'''
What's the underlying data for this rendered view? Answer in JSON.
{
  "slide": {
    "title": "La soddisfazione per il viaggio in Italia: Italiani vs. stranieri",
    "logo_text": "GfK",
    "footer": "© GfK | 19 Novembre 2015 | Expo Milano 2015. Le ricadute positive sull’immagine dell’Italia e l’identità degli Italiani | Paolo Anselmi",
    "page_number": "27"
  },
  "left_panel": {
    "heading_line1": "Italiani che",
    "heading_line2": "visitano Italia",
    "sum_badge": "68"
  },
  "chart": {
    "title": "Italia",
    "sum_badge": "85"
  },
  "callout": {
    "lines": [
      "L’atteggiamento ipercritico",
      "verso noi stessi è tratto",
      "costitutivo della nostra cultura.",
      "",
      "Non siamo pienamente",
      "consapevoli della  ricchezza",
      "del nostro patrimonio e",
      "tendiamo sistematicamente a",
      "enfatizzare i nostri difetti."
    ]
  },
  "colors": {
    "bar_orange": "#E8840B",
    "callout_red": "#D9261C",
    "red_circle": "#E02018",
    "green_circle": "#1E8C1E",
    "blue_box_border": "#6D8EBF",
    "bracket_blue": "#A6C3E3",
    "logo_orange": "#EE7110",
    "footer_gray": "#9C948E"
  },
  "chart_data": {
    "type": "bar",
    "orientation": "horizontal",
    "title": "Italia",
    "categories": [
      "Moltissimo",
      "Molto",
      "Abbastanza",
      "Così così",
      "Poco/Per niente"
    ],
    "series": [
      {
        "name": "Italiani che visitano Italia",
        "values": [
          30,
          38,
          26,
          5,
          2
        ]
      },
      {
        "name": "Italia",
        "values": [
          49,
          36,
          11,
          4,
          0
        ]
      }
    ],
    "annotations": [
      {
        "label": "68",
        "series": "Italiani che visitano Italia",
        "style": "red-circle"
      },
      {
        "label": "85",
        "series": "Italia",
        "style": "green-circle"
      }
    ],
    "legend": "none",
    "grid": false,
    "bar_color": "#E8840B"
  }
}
'''
Of the lines above, copy each that contains "della".

      "costitutivo della nostra cultura.",
      "consapevoli della  ricchezza",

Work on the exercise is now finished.